→ USING THE INFORMATION
- a) Answer these questions about the passage on Kingston's growth:
(i) What was filled in to the southwest of the city to make room for new housing?
(ii) How many people did the Denham Town development accommodate?
(iii) By the 1960s, to where had the suburban residential area spread?
- b) Rewrite the section of the passage on Kingston's growth from "As Kingston's population" to "of the mountains.", replacing "slums" with "shantytowns".

As Kingston's population grew, existing settlements became so densely occupied that marshes in the southwest were filled in to allow the development of new housing. By 1935, continued population growth and poverty resulted in the emergence of slums in the east and west of the city. Later these areas were demolished by the government and residents were rehoused in Denham Town. This development accommodated 3,000 people, leaving more than one sixth of displaced resident homeless. Consequently, overcrowding persisted throughout the city; further, cramped living conditions resulted in public health issues.

Suburbanization also became significant and by the 1960s this residential area spread to the foothills of the Blue Mountains. Subsequently, the lack of space and continued consumerism meant this area then expanded to the east of the mountains.

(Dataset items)
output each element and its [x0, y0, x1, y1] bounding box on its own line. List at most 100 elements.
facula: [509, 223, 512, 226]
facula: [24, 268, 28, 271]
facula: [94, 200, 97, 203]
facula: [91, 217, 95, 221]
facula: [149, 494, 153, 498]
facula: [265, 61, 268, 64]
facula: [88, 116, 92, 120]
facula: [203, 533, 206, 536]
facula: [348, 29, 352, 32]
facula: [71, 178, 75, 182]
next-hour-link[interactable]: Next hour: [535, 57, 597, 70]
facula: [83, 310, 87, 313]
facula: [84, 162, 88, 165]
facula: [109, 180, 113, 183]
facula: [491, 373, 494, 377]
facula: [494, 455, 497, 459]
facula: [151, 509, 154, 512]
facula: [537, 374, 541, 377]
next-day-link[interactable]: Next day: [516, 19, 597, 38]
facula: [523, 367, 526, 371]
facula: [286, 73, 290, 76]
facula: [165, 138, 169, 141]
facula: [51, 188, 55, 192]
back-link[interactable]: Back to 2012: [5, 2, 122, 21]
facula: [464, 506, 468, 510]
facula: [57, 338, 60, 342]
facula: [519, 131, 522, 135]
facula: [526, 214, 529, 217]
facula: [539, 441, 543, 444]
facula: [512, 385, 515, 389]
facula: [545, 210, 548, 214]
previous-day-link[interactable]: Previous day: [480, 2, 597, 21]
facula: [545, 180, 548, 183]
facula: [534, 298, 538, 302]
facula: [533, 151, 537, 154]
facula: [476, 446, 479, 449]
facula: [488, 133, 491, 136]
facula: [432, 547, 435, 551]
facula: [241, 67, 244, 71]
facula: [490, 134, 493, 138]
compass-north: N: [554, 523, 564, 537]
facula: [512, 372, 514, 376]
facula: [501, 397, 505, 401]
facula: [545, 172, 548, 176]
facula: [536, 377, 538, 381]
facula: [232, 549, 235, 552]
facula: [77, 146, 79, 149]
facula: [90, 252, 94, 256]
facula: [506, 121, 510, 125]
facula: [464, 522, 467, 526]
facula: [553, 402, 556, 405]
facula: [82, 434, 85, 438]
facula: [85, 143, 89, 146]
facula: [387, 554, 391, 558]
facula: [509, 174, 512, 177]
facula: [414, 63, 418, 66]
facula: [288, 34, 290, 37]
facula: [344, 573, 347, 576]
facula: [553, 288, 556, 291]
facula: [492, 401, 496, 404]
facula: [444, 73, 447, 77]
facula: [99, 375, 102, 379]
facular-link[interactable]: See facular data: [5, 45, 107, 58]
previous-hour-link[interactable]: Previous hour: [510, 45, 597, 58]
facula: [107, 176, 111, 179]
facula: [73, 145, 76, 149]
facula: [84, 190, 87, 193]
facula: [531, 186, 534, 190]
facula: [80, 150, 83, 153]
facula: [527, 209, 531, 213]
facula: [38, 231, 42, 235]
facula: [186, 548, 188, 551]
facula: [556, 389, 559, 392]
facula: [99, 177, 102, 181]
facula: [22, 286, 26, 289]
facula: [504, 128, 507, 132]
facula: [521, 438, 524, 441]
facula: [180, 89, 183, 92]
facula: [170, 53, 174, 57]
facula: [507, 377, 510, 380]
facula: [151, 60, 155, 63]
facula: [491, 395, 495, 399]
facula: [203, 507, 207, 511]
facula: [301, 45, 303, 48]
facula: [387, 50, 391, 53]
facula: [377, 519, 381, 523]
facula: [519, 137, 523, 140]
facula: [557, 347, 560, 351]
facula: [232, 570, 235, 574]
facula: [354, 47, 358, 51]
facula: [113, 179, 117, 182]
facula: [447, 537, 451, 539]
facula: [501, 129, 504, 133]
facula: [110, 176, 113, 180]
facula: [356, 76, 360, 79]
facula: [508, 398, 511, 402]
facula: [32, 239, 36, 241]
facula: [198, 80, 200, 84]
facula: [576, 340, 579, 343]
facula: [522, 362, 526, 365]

→ ANSWERS FOR THE EXERCISE
- a)
(i) Marshes
(ii) 3,000 people
(iii) To the foothills of the Blue Mountains

- b)
As Kingston's population grew, existing settlements became so densely occupied that marshes in the southwest were filled in to allow the development of new housing. By 1935, continued population growth and poverty resulted in the emergence of shantytowns in the east and west of the city. Later these areas were demolished by the government and residents were rehoused in Denham Town. This development accommodated 3,000 people, leaving more than one sixth of displaced resident homeless. Consequently, overcrowding persisted throughout the city; further, cramped living conditions resulted in public health issues.

Suburbanization also became significant and by the 1960s this residential area spread to the foothills of the Blue Mountains. Subsequently, the lack of space and continued consumerism meant this area then expanded to the east of the mountains.